Stated problem
Select and copy out every line in the records containing "MOTIVO".

Extracted data
[START]
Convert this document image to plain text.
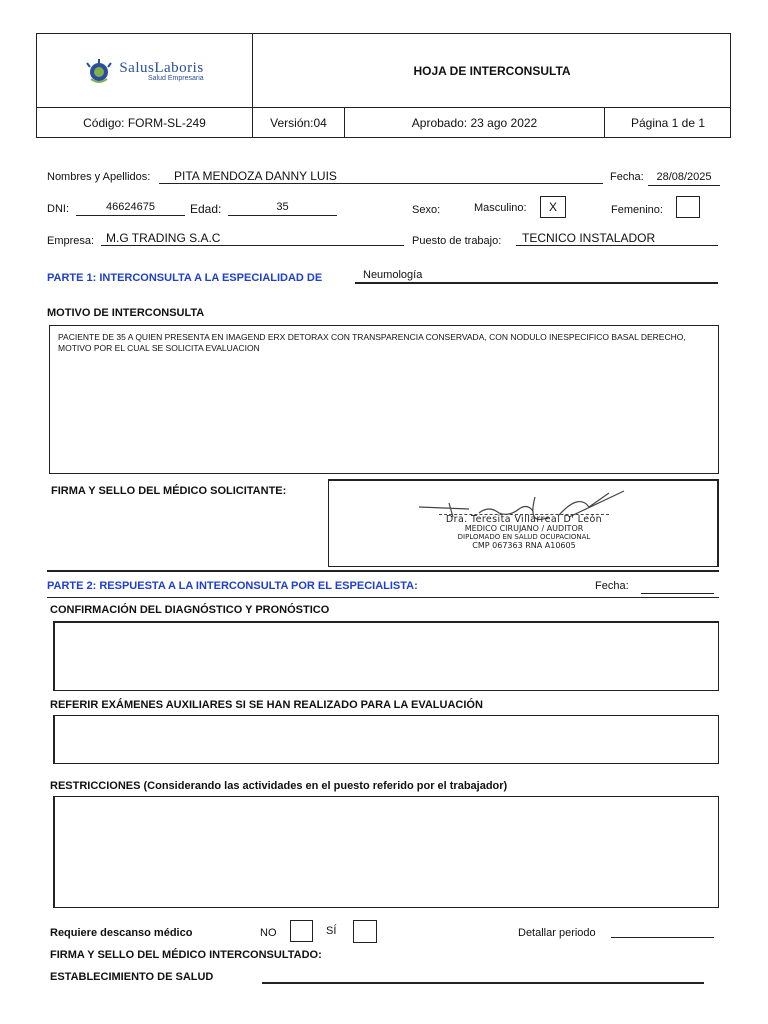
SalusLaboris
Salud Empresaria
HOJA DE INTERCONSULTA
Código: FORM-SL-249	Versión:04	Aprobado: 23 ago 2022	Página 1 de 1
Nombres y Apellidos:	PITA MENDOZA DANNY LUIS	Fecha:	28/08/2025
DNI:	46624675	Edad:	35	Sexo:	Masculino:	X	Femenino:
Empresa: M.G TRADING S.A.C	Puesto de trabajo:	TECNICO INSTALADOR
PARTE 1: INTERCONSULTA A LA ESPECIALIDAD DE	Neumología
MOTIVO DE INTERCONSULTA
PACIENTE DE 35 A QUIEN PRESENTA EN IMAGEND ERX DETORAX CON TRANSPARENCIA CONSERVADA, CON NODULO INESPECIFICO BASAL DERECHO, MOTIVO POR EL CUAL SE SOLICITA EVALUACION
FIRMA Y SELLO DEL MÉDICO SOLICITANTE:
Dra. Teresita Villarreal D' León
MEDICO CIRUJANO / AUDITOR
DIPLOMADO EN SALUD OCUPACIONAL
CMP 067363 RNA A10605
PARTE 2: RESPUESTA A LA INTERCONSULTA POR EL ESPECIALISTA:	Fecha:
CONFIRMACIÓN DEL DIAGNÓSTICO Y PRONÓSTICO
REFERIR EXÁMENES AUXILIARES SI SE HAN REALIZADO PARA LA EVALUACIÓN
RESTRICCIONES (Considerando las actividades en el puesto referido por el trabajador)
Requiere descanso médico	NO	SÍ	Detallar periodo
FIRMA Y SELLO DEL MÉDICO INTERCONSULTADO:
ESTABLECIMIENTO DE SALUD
[END]
Exercise solution
MOTIVO DE INTERCONSULTA
PACIENTE DE 35 A QUIEN PRESENTA EN IMAGEND ERX DETORAX CON TRANSPARENCIA CONSERVADA, CON NODULO INESPECIFICO BASAL DERECHO, MOTIVO POR EL CUAL SE SOLICITA EVALUACION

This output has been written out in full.